Task instructions
Repeat every record below exactly, but leave out any pictures.

# start of Exercise input

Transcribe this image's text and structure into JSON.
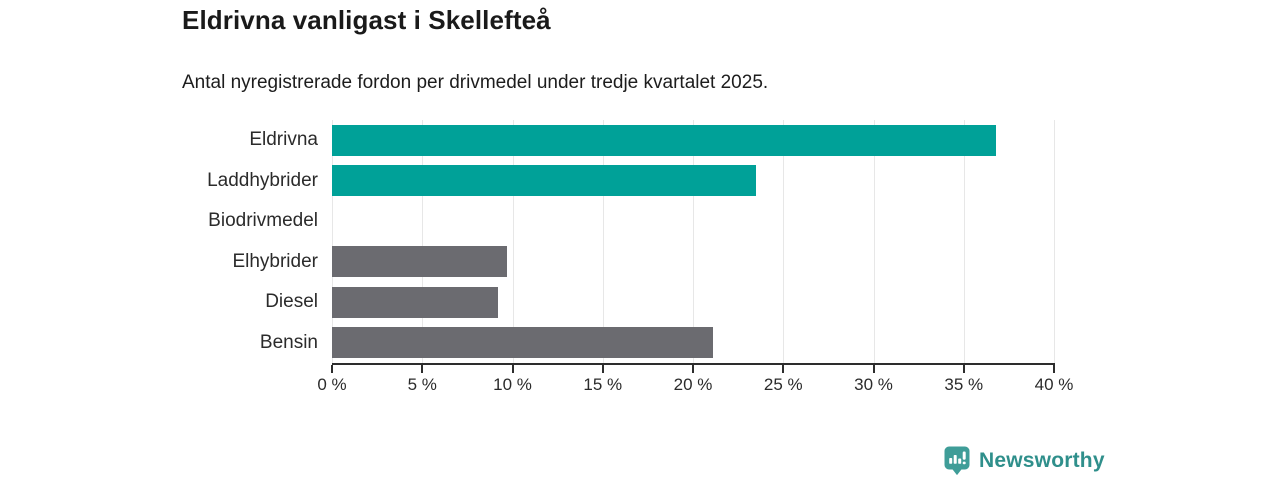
{
  "header": {
    "title": "Eldrivna vanligast i Skellefteå",
    "subtitle": "Antal nyregistrerade fordon per drivmedel under tredje kvartalet 2025."
  },
  "chart_data": {
    "type": "bar",
    "orientation": "horizontal",
    "title": "Eldrivna vanligast i Skellefteå",
    "subtitle": "Antal nyregistrerade fordon per drivmedel under tredje kvartalet 2025.",
    "categories": [
      "Eldrivna",
      "Laddhybrider",
      "Biodrivmedel",
      "Elhybrider",
      "Diesel",
      "Bensin"
    ],
    "values": [
      36.8,
      23.5,
      0,
      9.7,
      9.2,
      21.1
    ],
    "unit": "%",
    "xlim": [
      0,
      40
    ],
    "x_ticks": [
      0,
      5,
      10,
      15,
      20,
      25,
      30,
      35,
      40
    ],
    "x_tick_labels": [
      "0 %",
      "5 %",
      "10 %",
      "15 %",
      "20 %",
      "25 %",
      "30 %",
      "35 %",
      "40 %"
    ],
    "grid": true,
    "legend": "none",
    "bar_colors": [
      "#00a198",
      "#00a198",
      "#6b6b70",
      "#6b6b70",
      "#6b6b70",
      "#6b6b70"
    ]
  },
  "colors": {
    "highlight_teal": "#00a198",
    "neutral_gray": "#6b6b70",
    "gridline": "#e7e7e7",
    "axis": "#2d2d2d",
    "text": "#1d1d1d",
    "logo_teal": "#3f9d98",
    "logo_text_teal": "#2f8f8b"
  },
  "footer": {
    "brand": "Newsworthy",
    "logo_icon": "speech-bubble-bar-chart-icon"
  }
}
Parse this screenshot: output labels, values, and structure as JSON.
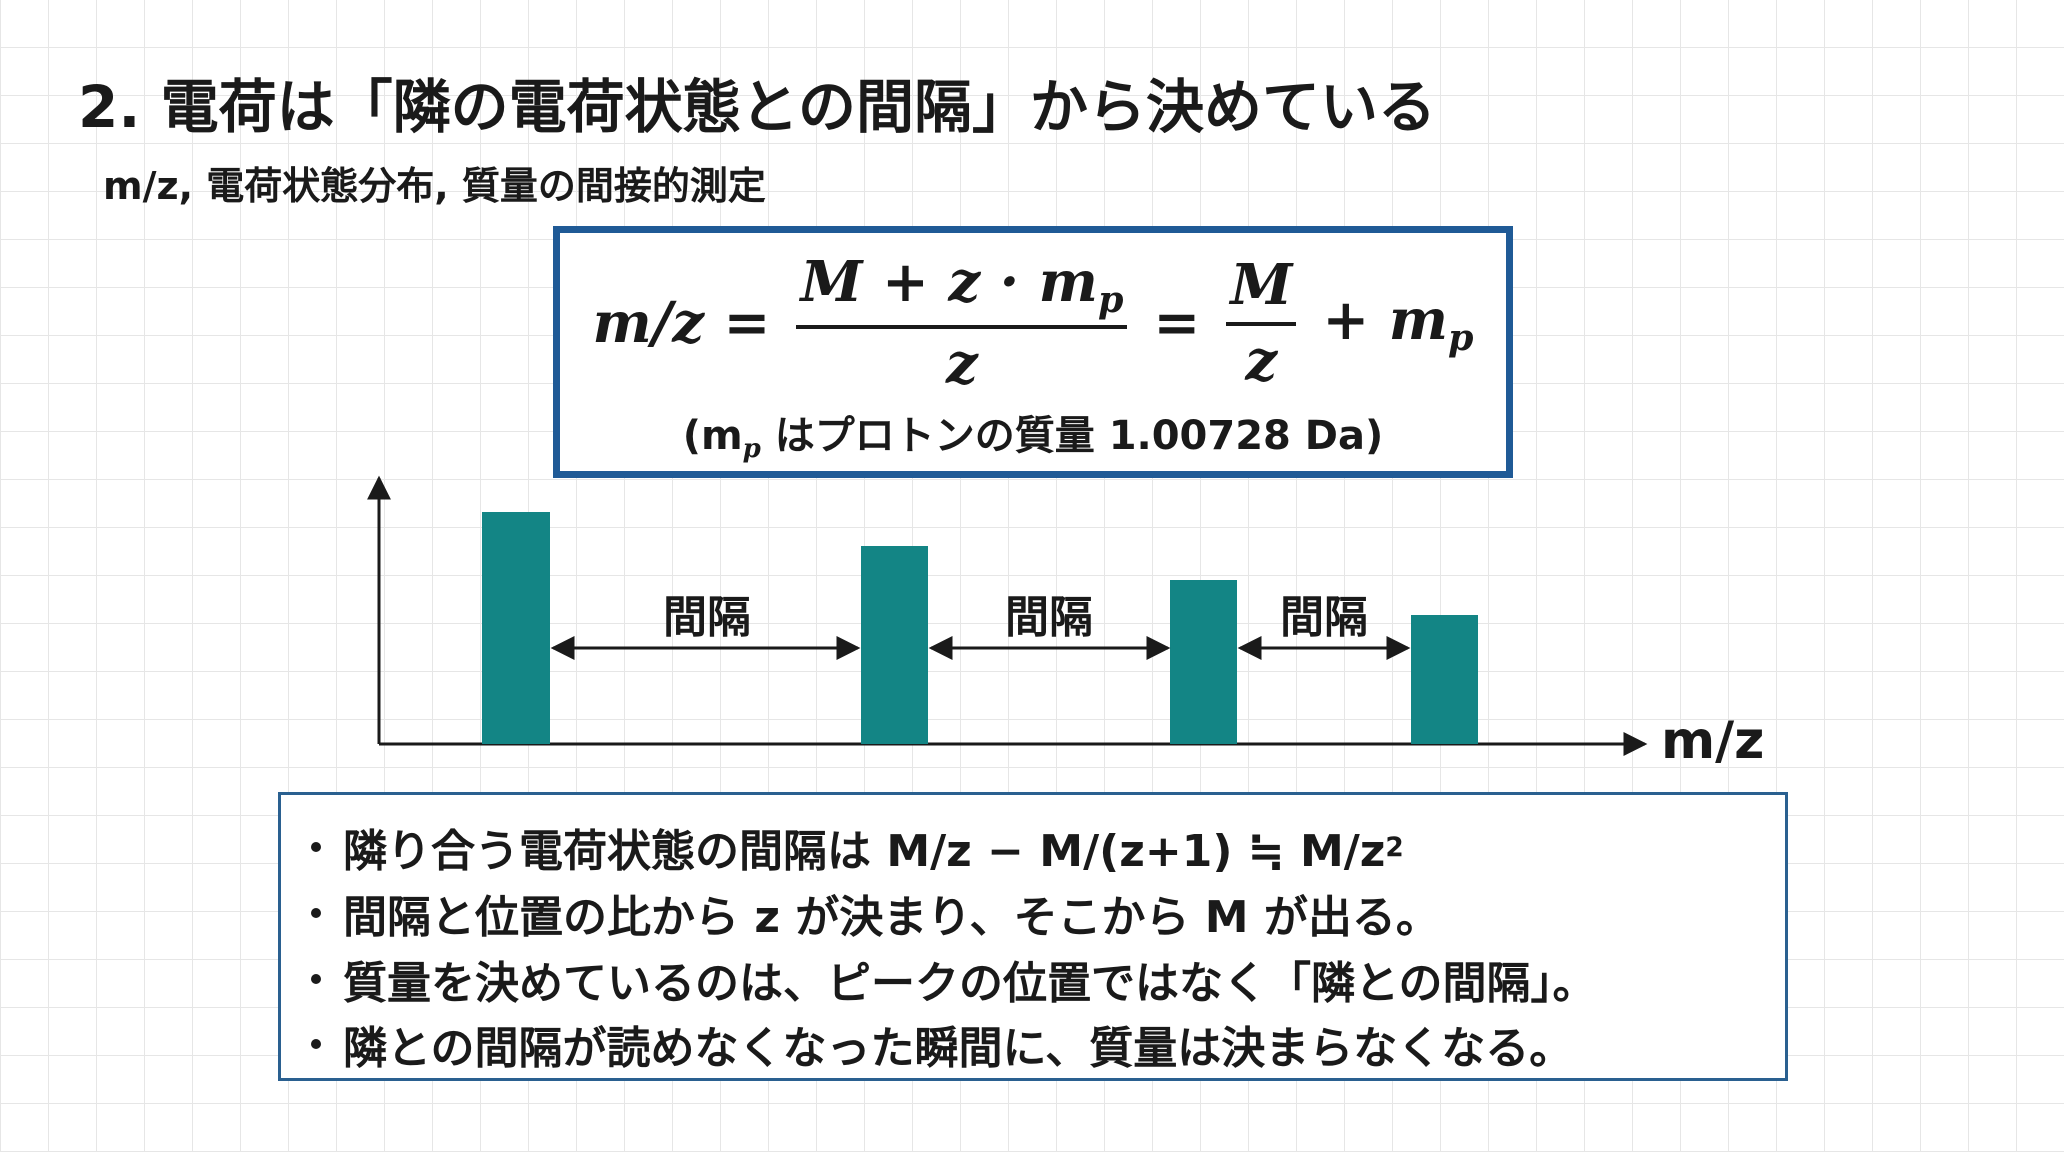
{
  "header": {
    "title": "2. 電荷は「隣の電荷状態との間隔」から決めている",
    "subtitle": "m/z, 電荷状態分布, 質量の間接的測定"
  },
  "formula": {
    "lhs": "m/z =",
    "numerator": "M + z · m",
    "numerator_sub": "p",
    "denominator": "z",
    "equals": "=",
    "numerator2": "M",
    "denominator2": "z",
    "tail": "+ m",
    "tail_sub": "p",
    "note_open": "(m",
    "note_sub": "p",
    "note_rest": " はプロトンの質量 1.00728 Da)"
  },
  "diagram": {
    "gap_labels": [
      "間隔",
      "間隔",
      "間隔"
    ],
    "x_axis_label": "m/z"
  },
  "bullets": [
    {
      "text": "隣り合う電荷状態の間隔は M/z − M/(z+1) ≒ M/z",
      "sup": "2"
    },
    {
      "text": "間隔と位置の比から z が決まり、そこから M が出る。"
    },
    {
      "text": "質量を決めているのは、ピークの位置ではなく「隣との間隔」。"
    },
    {
      "text": "隣との間隔が読めなくなった瞬間に、質量は決まらなくなる。"
    }
  ]
}
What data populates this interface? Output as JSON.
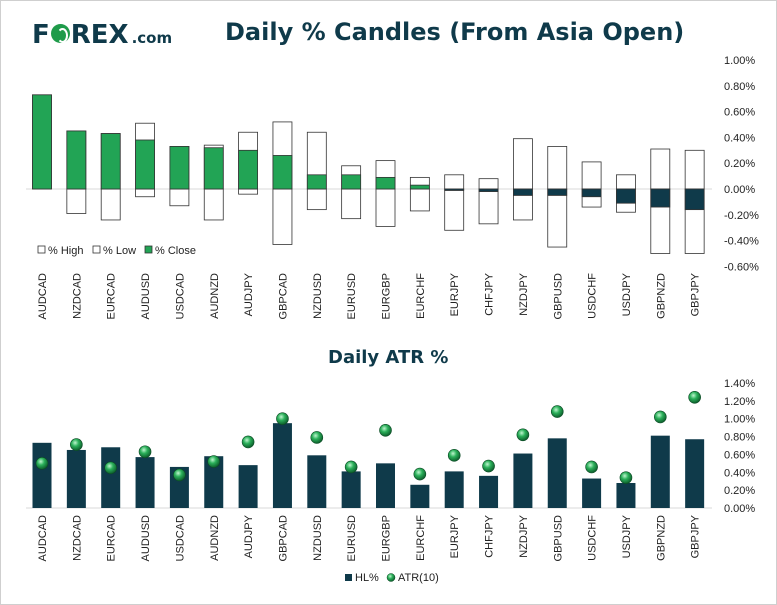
{
  "logo": {
    "prefix": "F",
    "suffix": "REX",
    "dotcom": ".com"
  },
  "colors": {
    "navy": "#0f3a4a",
    "green": "#22a455",
    "border": "#333333",
    "axis": "#d9d9d9"
  },
  "chart_data": [
    {
      "type": "bar",
      "title": "Daily % Candles (From Asia Open)",
      "categories": [
        "AUDCAD",
        "NZDCAD",
        "EURCAD",
        "AUDUSD",
        "USDCAD",
        "AUDNZD",
        "AUDJPY",
        "GBPCAD",
        "NZDUSD",
        "EURUSD",
        "EURGBP",
        "EURCHF",
        "EURJPY",
        "CHFJPY",
        "NZDJPY",
        "GBPUSD",
        "USDCHF",
        "USDJPY",
        "GBPNZD",
        "GBPJPY"
      ],
      "series": [
        {
          "name": "% High",
          "values": [
            0.73,
            0.45,
            0.43,
            0.51,
            0.33,
            0.34,
            0.44,
            0.52,
            0.44,
            0.18,
            0.22,
            0.09,
            0.11,
            0.08,
            0.39,
            0.33,
            0.21,
            0.11,
            0.31,
            0.3
          ]
        },
        {
          "name": "% Low",
          "values": [
            0.0,
            -0.19,
            -0.24,
            -0.06,
            -0.13,
            -0.24,
            -0.04,
            -0.43,
            -0.16,
            -0.23,
            -0.29,
            -0.17,
            -0.32,
            -0.27,
            -0.24,
            -0.45,
            -0.14,
            -0.18,
            -0.5,
            -0.5
          ]
        },
        {
          "name": "% Close",
          "values": [
            0.73,
            0.45,
            0.43,
            0.38,
            0.33,
            0.32,
            0.3,
            0.26,
            0.11,
            0.11,
            0.09,
            0.03,
            -0.01,
            -0.02,
            -0.05,
            -0.05,
            -0.06,
            -0.11,
            -0.14,
            -0.16
          ]
        }
      ],
      "ylim": [
        -0.6,
        1.0
      ],
      "ticks": [
        1.0,
        0.8,
        0.6,
        0.4,
        0.2,
        0.0,
        -0.2,
        -0.4,
        -0.6
      ],
      "tick_labels": [
        "1.00%",
        "0.80%",
        "0.60%",
        "0.40%",
        "0.20%",
        "0.00%",
        "-0.20%",
        "-0.40%",
        "-0.60%"
      ],
      "legend_position": "bottom-left"
    },
    {
      "type": "bar",
      "title": "Daily ATR %",
      "categories": [
        "AUDCAD",
        "NZDCAD",
        "EURCAD",
        "AUDUSD",
        "USDCAD",
        "AUDNZD",
        "AUDJPY",
        "GBPCAD",
        "NZDUSD",
        "EURUSD",
        "EURGBP",
        "EURCHF",
        "EURJPY",
        "CHFJPY",
        "NZDJPY",
        "GBPUSD",
        "USDCHF",
        "USDJPY",
        "GBPNZD",
        "GBPJPY"
      ],
      "series": [
        {
          "name": "HL%",
          "values": [
            0.73,
            0.65,
            0.68,
            0.57,
            0.46,
            0.58,
            0.48,
            0.95,
            0.59,
            0.41,
            0.5,
            0.26,
            0.41,
            0.36,
            0.61,
            0.78,
            0.33,
            0.28,
            0.81,
            0.77
          ]
        },
        {
          "name": "ATR(10)",
          "values": [
            0.5,
            0.71,
            0.45,
            0.63,
            0.37,
            0.52,
            0.74,
            1.0,
            0.79,
            0.46,
            0.87,
            0.38,
            0.59,
            0.47,
            0.82,
            1.08,
            0.46,
            0.34,
            1.02,
            1.24
          ]
        }
      ],
      "ylim": [
        0.0,
        1.4
      ],
      "ticks": [
        1.4,
        1.2,
        1.0,
        0.8,
        0.6,
        0.4,
        0.2,
        0.0
      ],
      "tick_labels": [
        "1.40%",
        "1.20%",
        "1.00%",
        "0.80%",
        "0.60%",
        "0.40%",
        "0.20%",
        "0.00%"
      ],
      "legend_position": "bottom-center"
    }
  ]
}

# end of Exercise input

Result for this exercise
Transcribe this image's text and structure into JSON.
{
  "header": {
    "title": "Eldrivna vanligast i Skellefteå",
    "subtitle": "Antal nyregistrerade fordon per drivmedel under tredje kvartalet 2025."
  },
  "chart_data": {
    "type": "bar",
    "orientation": "horizontal",
    "title": "Eldrivna vanligast i Skellefteå",
    "subtitle": "Antal nyregistrerade fordon per drivmedel under tredje kvartalet 2025.",
    "categories": [
      "Eldrivna",
      "Laddhybrider",
      "Biodrivmedel",
      "Elhybrider",
      "Diesel",
      "Bensin"
    ],
    "values": [
      36.8,
      23.5,
      0,
      9.7,
      9.2,
      21.1
    ],
    "unit": "%",
    "xlim": [
      0,
      40
    ],
    "x_ticks": [
      0,
      5,
      10,
      15,
      20,
      25,
      30,
      35,
      40
    ],
    "x_tick_labels": [
      "0 %",
      "5 %",
      "10 %",
      "15 %",
      "20 %",
      "25 %",
      "30 %",
      "35 %",
      "40 %"
    ],
    "grid": true,
    "legend": "none",
    "bar_colors": [
      "#00a198",
      "#00a198",
      "#6b6b70",
      "#6b6b70",
      "#6b6b70",
      "#6b6b70"
    ]
  },
  "colors": {
    "highlight_teal": "#00a198",
    "neutral_gray": "#6b6b70",
    "gridline": "#e7e7e7",
    "axis": "#2d2d2d",
    "text": "#1d1d1d",
    "logo_teal": "#3f9d98",
    "logo_text_teal": "#2f8f8b"
  },
  "footer": {
    "brand": "Newsworthy",
    "logo_icon": "speech-bubble-bar-chart-icon"
  }
}
Parse this screenshot: output labels, values, and structure as JSON.
{
  "header": {
    "title": "2. 電荷は「隣の電荷状態との間隔」から決めている",
    "subtitle": "m/z, 電荷状態分布, 質量の間接的測定"
  },
  "formula": {
    "lhs": "m/z =",
    "numerator": "M + z · m",
    "numerator_sub": "p",
    "denominator": "z",
    "equals": "=",
    "numerator2": "M",
    "denominator2": "z",
    "tail": "+ m",
    "tail_sub": "p",
    "note_open": "(m",
    "note_sub": "p",
    "note_rest": " はプロトンの質量 1.00728 Da)"
  },
  "diagram": {
    "gap_labels": [
      "間隔",
      "間隔",
      "間隔"
    ],
    "x_axis_label": "m/z"
  },
  "bullets": [
    {
      "text": "隣り合う電荷状態の間隔は M/z − M/(z+1) ≒ M/z",
      "sup": "2"
    },
    {
      "text": "間隔と位置の比から z が決まり、そこから M が出る。"
    },
    {
      "text": "質量を決めているのは、ピークの位置ではなく「隣との間隔」。"
    },
    {
      "text": "隣との間隔が読めなくなった瞬間に、質量は決まらなくなる。"
    }
  ]
}
What data populates this interface? Output as JSON.
{
  "logo": {
    "prefix": "F",
    "suffix": "REX",
    "dotcom": ".com"
  },
  "colors": {
    "navy": "#0f3a4a",
    "green": "#22a455",
    "border": "#333333",
    "axis": "#d9d9d9"
  },
  "chart_data": [
    {
      "type": "bar",
      "title": "Daily % Candles (From Asia Open)",
      "categories": [
        "AUDCAD",
        "NZDCAD",
        "EURCAD",
        "AUDUSD",
        "USDCAD",
        "AUDNZD",
        "AUDJPY",
        "GBPCAD",
        "NZDUSD",
        "EURUSD",
        "EURGBP",
        "EURCHF",
        "EURJPY",
        "CHFJPY",
        "NZDJPY",
        "GBPUSD",
        "USDCHF",
        "USDJPY",
        "GBPNZD",
        "GBPJPY"
      ],
      "series": [
        {
          "name": "% High",
          "values": [
            0.73,
            0.45,
            0.43,
            0.51,
            0.33,
            0.34,
            0.44,
            0.52,
            0.44,
            0.18,
            0.22,
            0.09,
            0.11,
            0.08,
            0.39,
            0.33,
            0.21,
            0.11,
            0.31,
            0.3
          ]
        },
        {
          "name": "% Low",
          "values": [
            0.0,
            -0.19,
            -0.24,
            -0.06,
            -0.13,
            -0.24,
            -0.04,
            -0.43,
            -0.16,
            -0.23,
            -0.29,
            -0.17,
            -0.32,
            -0.27,
            -0.24,
            -0.45,
            -0.14,
            -0.18,
            -0.5,
            -0.5
          ]
        },
        {
          "name": "% Close",
          "values": [
            0.73,
            0.45,
            0.43,
            0.38,
            0.33,
            0.32,
            0.3,
            0.26,
            0.11,
            0.11,
            0.09,
            0.03,
            -0.01,
            -0.02,
            -0.05,
            -0.05,
            -0.06,
            -0.11,
            -0.14,
            -0.16
          ]
        }
      ],
      "ylim": [
        -0.6,
        1.0
      ],
      "ticks": [
        1.0,
        0.8,
        0.6,
        0.4,
        0.2,
        0.0,
        -0.2,
        -0.4,
        -0.6
      ],
      "tick_labels": [
        "1.00%",
        "0.80%",
        "0.60%",
        "0.40%",
        "0.20%",
        "0.00%",
        "-0.20%",
        "-0.40%",
        "-0.60%"
      ],
      "legend_position": "bottom-left"
    },
    {
      "type": "bar",
      "title": "Daily ATR %",
      "categories": [
        "AUDCAD",
        "NZDCAD",
        "EURCAD",
        "AUDUSD",
        "USDCAD",
        "AUDNZD",
        "AUDJPY",
        "GBPCAD",
        "NZDUSD",
        "EURUSD",
        "EURGBP",
        "EURCHF",
        "EURJPY",
        "CHFJPY",
        "NZDJPY",
        "GBPUSD",
        "USDCHF",
        "USDJPY",
        "GBPNZD",
        "GBPJPY"
      ],
      "series": [
        {
          "name": "HL%",
          "values": [
            0.73,
            0.65,
            0.68,
            0.57,
            0.46,
            0.58,
            0.48,
            0.95,
            0.59,
            0.41,
            0.5,
            0.26,
            0.41,
            0.36,
            0.61,
            0.78,
            0.33,
            0.28,
            0.81,
            0.77
          ]
        },
        {
          "name": "ATR(10)",
          "values": [
            0.5,
            0.71,
            0.45,
            0.63,
            0.37,
            0.52,
            0.74,
            1.0,
            0.79,
            0.46,
            0.87,
            0.38,
            0.59,
            0.47,
            0.82,
            1.08,
            0.46,
            0.34,
            1.02,
            1.24
          ]
        }
      ],
      "ylim": [
        0.0,
        1.4
      ],
      "ticks": [
        1.4,
        1.2,
        1.0,
        0.8,
        0.6,
        0.4,
        0.2,
        0.0
      ],
      "tick_labels": [
        "1.40%",
        "1.20%",
        "1.00%",
        "0.80%",
        "0.60%",
        "0.40%",
        "0.20%",
        "0.00%"
      ],
      "legend_position": "bottom-center"
    }
  ]
}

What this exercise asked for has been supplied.